§ Given request:
Give the data below again exactly as it stands. Omit the pictures.

§ Records for the exercise:
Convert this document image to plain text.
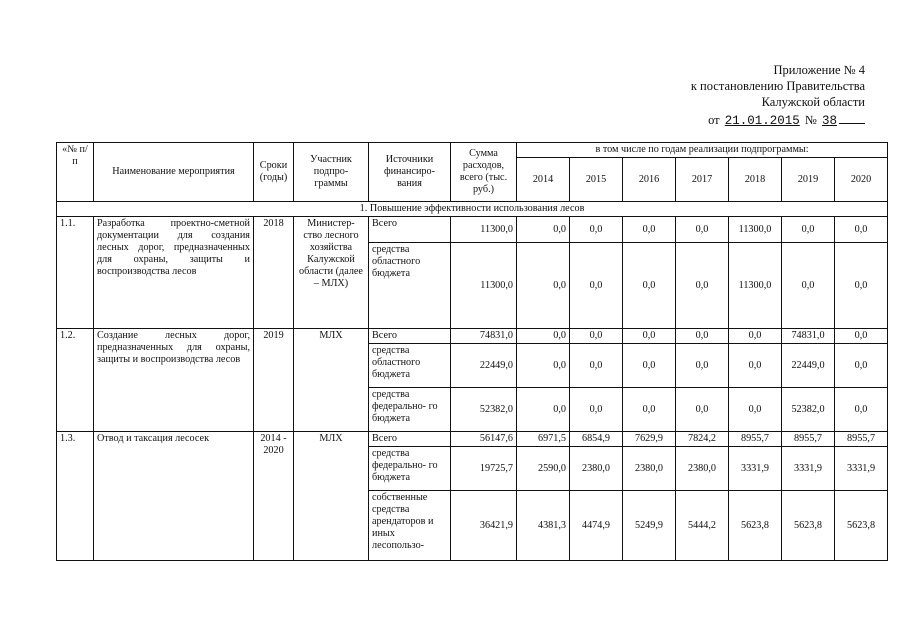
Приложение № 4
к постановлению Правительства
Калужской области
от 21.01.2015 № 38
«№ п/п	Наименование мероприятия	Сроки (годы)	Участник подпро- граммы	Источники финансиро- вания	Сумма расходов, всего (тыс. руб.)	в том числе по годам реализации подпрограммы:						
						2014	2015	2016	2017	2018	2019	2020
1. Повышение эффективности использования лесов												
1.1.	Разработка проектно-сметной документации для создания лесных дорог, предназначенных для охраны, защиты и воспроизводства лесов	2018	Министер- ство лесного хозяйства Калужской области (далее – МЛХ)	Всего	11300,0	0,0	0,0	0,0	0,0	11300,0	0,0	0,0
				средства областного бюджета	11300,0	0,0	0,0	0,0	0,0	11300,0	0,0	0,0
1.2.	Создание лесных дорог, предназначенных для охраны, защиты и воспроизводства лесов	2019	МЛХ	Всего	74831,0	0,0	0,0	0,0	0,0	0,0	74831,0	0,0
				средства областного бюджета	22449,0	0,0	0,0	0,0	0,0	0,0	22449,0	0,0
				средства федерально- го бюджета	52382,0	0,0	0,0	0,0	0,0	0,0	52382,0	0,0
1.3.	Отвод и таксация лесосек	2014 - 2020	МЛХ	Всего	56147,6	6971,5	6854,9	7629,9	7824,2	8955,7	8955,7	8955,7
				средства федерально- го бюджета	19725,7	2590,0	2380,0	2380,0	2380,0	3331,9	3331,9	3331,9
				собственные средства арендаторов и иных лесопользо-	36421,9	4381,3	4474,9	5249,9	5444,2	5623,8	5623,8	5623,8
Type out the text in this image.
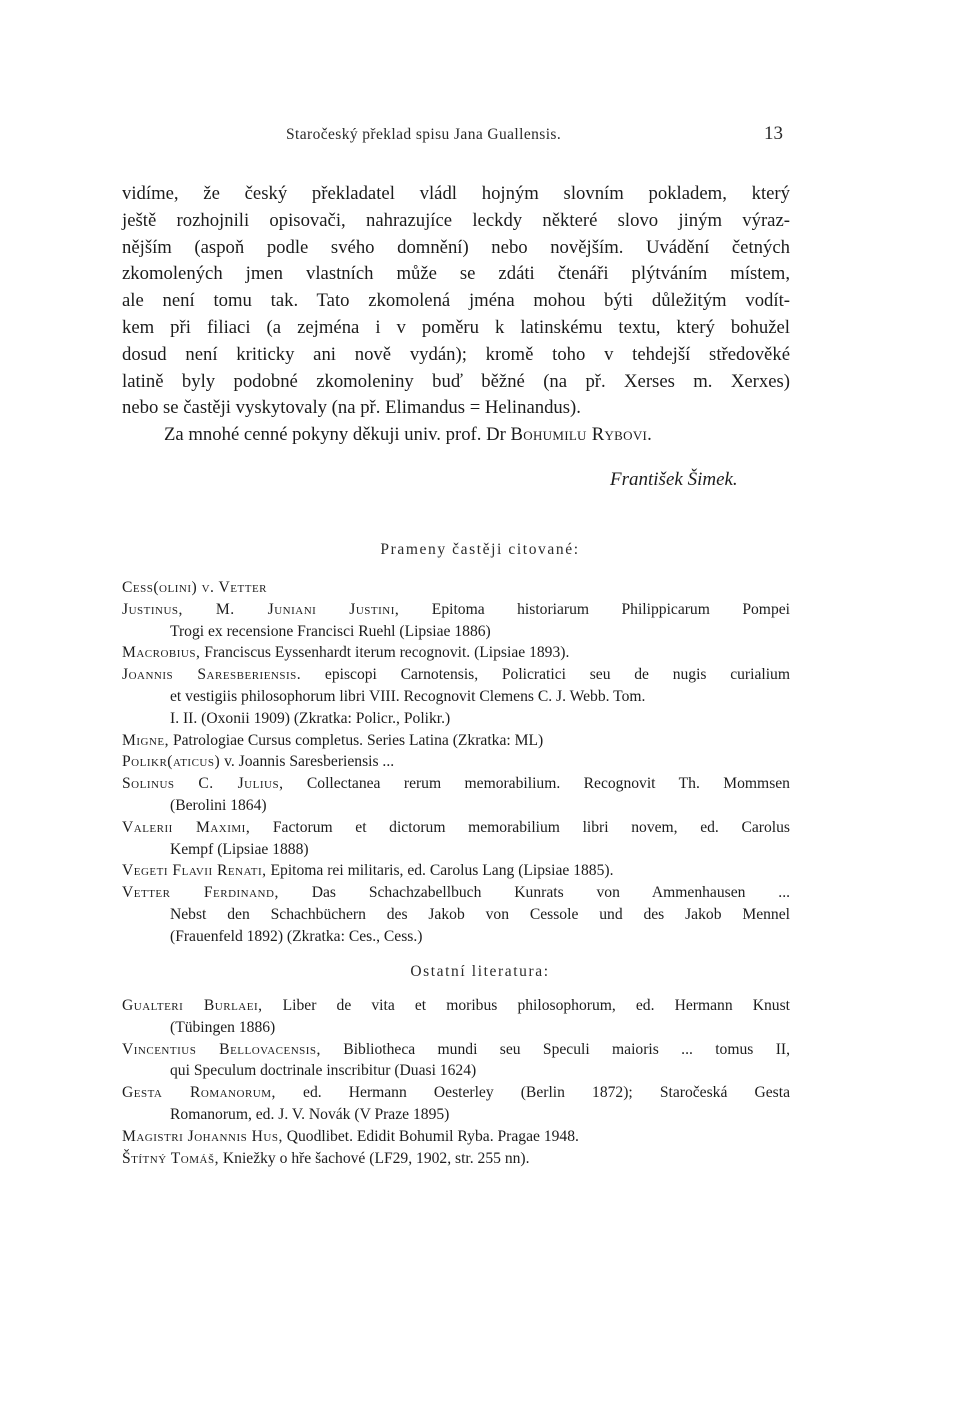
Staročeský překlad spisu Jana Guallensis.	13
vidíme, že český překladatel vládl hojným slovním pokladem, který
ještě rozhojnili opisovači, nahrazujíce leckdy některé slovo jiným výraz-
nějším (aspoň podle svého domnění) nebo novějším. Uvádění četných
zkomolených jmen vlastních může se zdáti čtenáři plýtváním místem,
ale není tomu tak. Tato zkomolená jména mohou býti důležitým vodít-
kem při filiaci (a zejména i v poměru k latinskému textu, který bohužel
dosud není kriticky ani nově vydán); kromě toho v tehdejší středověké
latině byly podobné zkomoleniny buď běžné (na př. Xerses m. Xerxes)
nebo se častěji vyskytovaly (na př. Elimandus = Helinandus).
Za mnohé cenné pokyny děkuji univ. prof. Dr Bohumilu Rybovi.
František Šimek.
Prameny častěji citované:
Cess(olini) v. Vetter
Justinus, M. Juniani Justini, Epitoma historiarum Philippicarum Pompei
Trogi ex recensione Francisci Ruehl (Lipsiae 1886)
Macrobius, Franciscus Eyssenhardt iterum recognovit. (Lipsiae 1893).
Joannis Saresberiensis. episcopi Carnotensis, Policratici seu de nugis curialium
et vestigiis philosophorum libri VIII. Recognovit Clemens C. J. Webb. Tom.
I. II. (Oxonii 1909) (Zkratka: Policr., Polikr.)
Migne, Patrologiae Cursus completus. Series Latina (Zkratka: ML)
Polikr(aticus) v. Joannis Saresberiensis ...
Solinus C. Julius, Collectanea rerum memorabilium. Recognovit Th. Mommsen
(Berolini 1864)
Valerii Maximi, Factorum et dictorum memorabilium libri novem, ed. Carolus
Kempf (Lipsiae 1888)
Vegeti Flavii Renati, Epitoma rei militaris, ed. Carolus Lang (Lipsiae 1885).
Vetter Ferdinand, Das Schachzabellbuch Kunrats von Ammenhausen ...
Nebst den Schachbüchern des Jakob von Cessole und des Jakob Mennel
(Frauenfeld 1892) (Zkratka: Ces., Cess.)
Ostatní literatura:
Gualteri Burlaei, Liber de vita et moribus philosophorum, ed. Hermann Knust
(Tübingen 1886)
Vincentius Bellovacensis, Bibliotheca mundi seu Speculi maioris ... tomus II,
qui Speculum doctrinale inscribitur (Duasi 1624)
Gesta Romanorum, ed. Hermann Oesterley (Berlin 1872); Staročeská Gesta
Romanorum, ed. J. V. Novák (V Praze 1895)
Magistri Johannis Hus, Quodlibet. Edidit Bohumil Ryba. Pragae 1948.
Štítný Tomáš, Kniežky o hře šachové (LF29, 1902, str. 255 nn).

§ Written reply:
Convert this document image to plain text.
Приложение № 4
к постановлению Правительства
Калужской области
от 21.01.2015 № 38
«№ п/п	Наименование мероприятия	Сроки (годы)	Участник подпро- граммы	Источники финансиро- вания	Сумма расходов, всего (тыс. руб.)	в том числе по годам реализации подпрограммы:						
						2014	2015	2016	2017	2018	2019	2020
1. Повышение эффективности использования лесов												
1.1.	Разработка проектно-сметной документации для создания лесных дорог, предназначенных для охраны, защиты и воспроизводства лесов	2018	Министер- ство лесного хозяйства Калужской области (далее – МЛХ)	Всего	11300,0	0,0	0,0	0,0	0,0	11300,0	0,0	0,0
				средства областного бюджета	11300,0	0,0	0,0	0,0	0,0	11300,0	0,0	0,0
1.2.	Создание лесных дорог, предназначенных для охраны, защиты и воспроизводства лесов	2019	МЛХ	Всего	74831,0	0,0	0,0	0,0	0,0	0,0	74831,0	0,0
				средства областного бюджета	22449,0	0,0	0,0	0,0	0,0	0,0	22449,0	0,0
				средства федерально- го бюджета	52382,0	0,0	0,0	0,0	0,0	0,0	52382,0	0,0
1.3.	Отвод и таксация лесосек	2014 - 2020	МЛХ	Всего	56147,6	6971,5	6854,9	7629,9	7824,2	8955,7	8955,7	8955,7
				средства федерально- го бюджета	19725,7	2590,0	2380,0	2380,0	2380,0	3331,9	3331,9	3331,9
				собственные средства арендаторов и иных лесопользо-	36421,9	4381,3	4474,9	5249,9	5444,2	5623,8	5623,8	5623,8
Type out the text in this image.
Staročeský překlad spisu Jana Guallensis.	13
vidíme, že český překladatel vládl hojným slovním pokladem, který
ještě rozhojnili opisovači, nahrazujíce leckdy některé slovo jiným výraz-
nějším (aspoň podle svého domnění) nebo novějším. Uvádění četných
zkomolených jmen vlastních může se zdáti čtenáři plýtváním místem,
ale není tomu tak. Tato zkomolená jména mohou býti důležitým vodít-
kem při filiaci (a zejména i v poměru k latinskému textu, který bohužel
dosud není kriticky ani nově vydán); kromě toho v tehdejší středověké
latině byly podobné zkomoleniny buď běžné (na př. Xerses m. Xerxes)
nebo se častěji vyskytovaly (na př. Elimandus = Helinandus).
Za mnohé cenné pokyny děkuji univ. prof. Dr Bohumilu Rybovi.
František Šimek.
Prameny častěji citované:
Cess(olini) v. Vetter
Justinus, M. Juniani Justini, Epitoma historiarum Philippicarum Pompei
Trogi ex recensione Francisci Ruehl (Lipsiae 1886)
Macrobius, Franciscus Eyssenhardt iterum recognovit. (Lipsiae 1893).
Joannis Saresberiensis. episcopi Carnotensis, Policratici seu de nugis curialium
et vestigiis philosophorum libri VIII. Recognovit Clemens C. J. Webb. Tom.
I. II. (Oxonii 1909) (Zkratka: Policr., Polikr.)
Migne, Patrologiae Cursus completus. Series Latina (Zkratka: ML)
Polikr(aticus) v. Joannis Saresberiensis ...
Solinus C. Julius, Collectanea rerum memorabilium. Recognovit Th. Mommsen
(Berolini 1864)
Valerii Maximi, Factorum et dictorum memorabilium libri novem, ed. Carolus
Kempf (Lipsiae 1888)
Vegeti Flavii Renati, Epitoma rei militaris, ed. Carolus Lang (Lipsiae 1885).
Vetter Ferdinand, Das Schachzabellbuch Kunrats von Ammenhausen ...
Nebst den Schachbüchern des Jakob von Cessole und des Jakob Mennel
(Frauenfeld 1892) (Zkratka: Ces., Cess.)
Ostatní literatura:
Gualteri Burlaei, Liber de vita et moribus philosophorum, ed. Hermann Knust
(Tübingen 1886)
Vincentius Bellovacensis, Bibliotheca mundi seu Speculi maioris ... tomus II,
qui Speculum doctrinale inscribitur (Duasi 1624)
Gesta Romanorum, ed. Hermann Oesterley (Berlin 1872); Staročeská Gesta
Romanorum, ed. J. V. Novák (V Praze 1895)
Magistri Johannis Hus, Quodlibet. Edidit Bohumil Ryba. Pragae 1948.
Štítný Tomáš, Kniežky o hře šachové (LF29, 1902, str. 255 nn).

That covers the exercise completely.